Required task |
Each record below is to be copied word for word, with pictures removed.

++++ Data in this exercise ++++

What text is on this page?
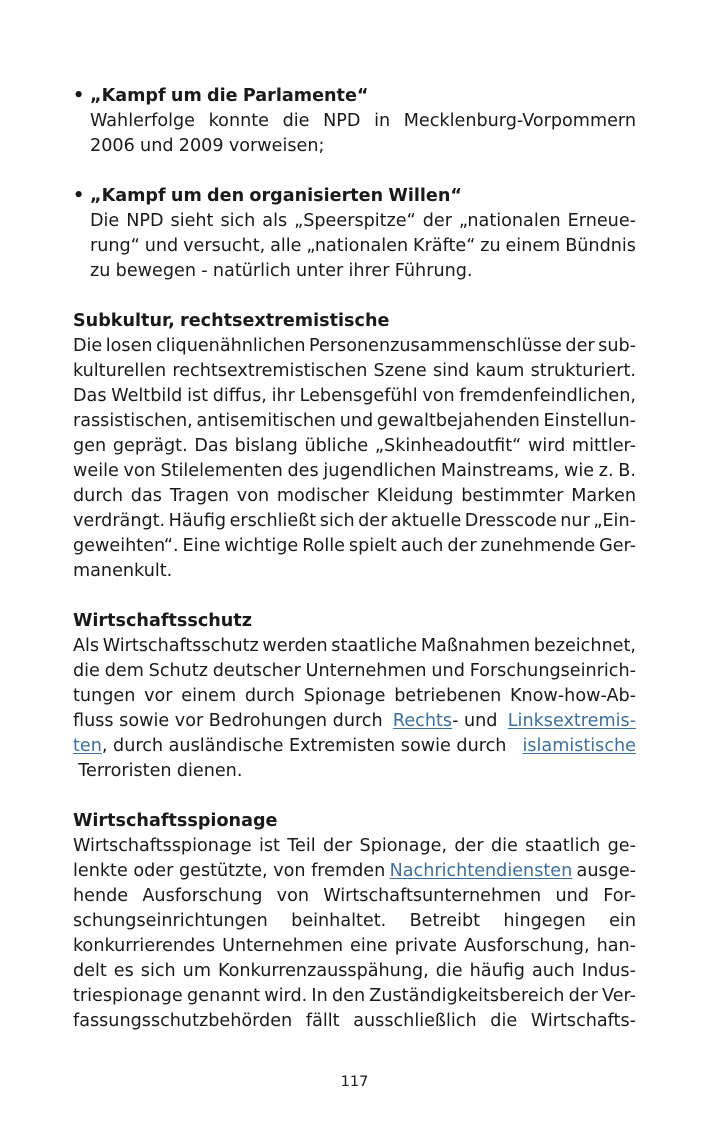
• „Kampf um die Parlamente“
Wahlerfolge konnte die NPD in Mecklenburg-Vorpommern
2006 und 2009 vorweisen;
• „Kampf um den organisierten Willen“
Die NPD sieht sich als „Speerspitze“ der „nationalen Erneue-
rung“ und versucht, alle „nationalen Kräfte“ zu einem Bündnis
zu bewegen - natürlich unter ihrer Führung.
Subkultur, rechtsextremistische
Die losen cliquenähnlichen Personenzusammenschlüsse der sub-
kulturellen rechtsextremistischen Szene sind kaum strukturiert.
Das Weltbild ist diffus, ihr Lebensgefühl von fremdenfeindlichen,
rassistischen, antisemitischen und gewaltbejahenden Einstellun-
gen geprägt. Das bislang übliche „Skinheadoutfit“ wird mittler-
weile von Stilelementen des jugendlichen Mainstreams, wie z. B.
durch das Tragen von modischer Kleidung bestimmter Marken
verdrängt. Häufig erschließt sich der aktuelle Dresscode nur „Ein-
geweihten“. Eine wichtige Rolle spielt auch der zunehmende Ger-
manenkult.
Wirtschaftsschutz
Als Wirtschaftsschutz werden staatliche Maßnahmen bezeichnet,
die dem Schutz deutscher Unternehmen und Forschungseinrich-
tungen vor einem durch Spionage betriebenen Know-how-Ab-
fluss sowie vor Bedrohungen durch Rechts- und Linksextremis-
ten, durch ausländische Extremisten sowie durch islamistische
Terroristen dienen.
Wirtschaftsspionage
Wirtschaftsspionage ist Teil der Spionage, der die staatlich ge-
lenkte oder gestützte, von fremden Nachrichtendiensten ausge-
hende Ausforschung von Wirtschaftsunternehmen und For-
schungseinrichtungen beinhaltet. Betreibt hingegen ein
konkurrierendes Unternehmen eine private Ausforschung, han-
delt es sich um Konkurrenzausspähung, die häufig auch Indus-
triespionage genannt wird. In den Zuständigkeitsbereich der Ver-
fassungsschutzbehörden fällt ausschließlich die Wirtschafts-
117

++++

Reply to the exercise |
What text is on this page?
• „Kampf um die Parlamente“
Wahlerfolge konnte die NPD in Mecklenburg-Vorpommern
2006 und 2009 vorweisen;
• „Kampf um den organisierten Willen“
Die NPD sieht sich als „Speerspitze“ der „nationalen Erneue-
rung“ und versucht, alle „nationalen Kräfte“ zu einem Bündnis
zu bewegen - natürlich unter ihrer Führung.
Subkultur, rechtsextremistische
Die losen cliquenähnlichen Personenzusammenschlüsse der sub-
kulturellen rechtsextremistischen Szene sind kaum strukturiert.
Das Weltbild ist diffus, ihr Lebensgefühl von fremdenfeindlichen,
rassistischen, antisemitischen und gewaltbejahenden Einstellun-
gen geprägt. Das bislang übliche „Skinheadoutfit“ wird mittler-
weile von Stilelementen des jugendlichen Mainstreams, wie z. B.
durch das Tragen von modischer Kleidung bestimmter Marken
verdrängt. Häufig erschließt sich der aktuelle Dresscode nur „Ein-
geweihten“. Eine wichtige Rolle spielt auch der zunehmende Ger-
manenkult.
Wirtschaftsschutz
Als Wirtschaftsschutz werden staatliche Maßnahmen bezeichnet,
die dem Schutz deutscher Unternehmen und Forschungseinrich-
tungen vor einem durch Spionage betriebenen Know-how-Ab-
fluss sowie vor Bedrohungen durch Rechts- und Linksextremis-
ten, durch ausländische Extremisten sowie durch islamistische
Terroristen dienen.
Wirtschaftsspionage
Wirtschaftsspionage ist Teil der Spionage, der die staatlich ge-
lenkte oder gestützte, von fremden Nachrichtendiensten ausge-
hende Ausforschung von Wirtschaftsunternehmen und For-
schungseinrichtungen beinhaltet. Betreibt hingegen ein
konkurrierendes Unternehmen eine private Ausforschung, han-
delt es sich um Konkurrenzausspähung, die häufig auch Indus-
triespionage genannt wird. In den Zuständigkeitsbereich der Ver-
fassungsschutzbehörden fällt ausschließlich die Wirtschafts-
117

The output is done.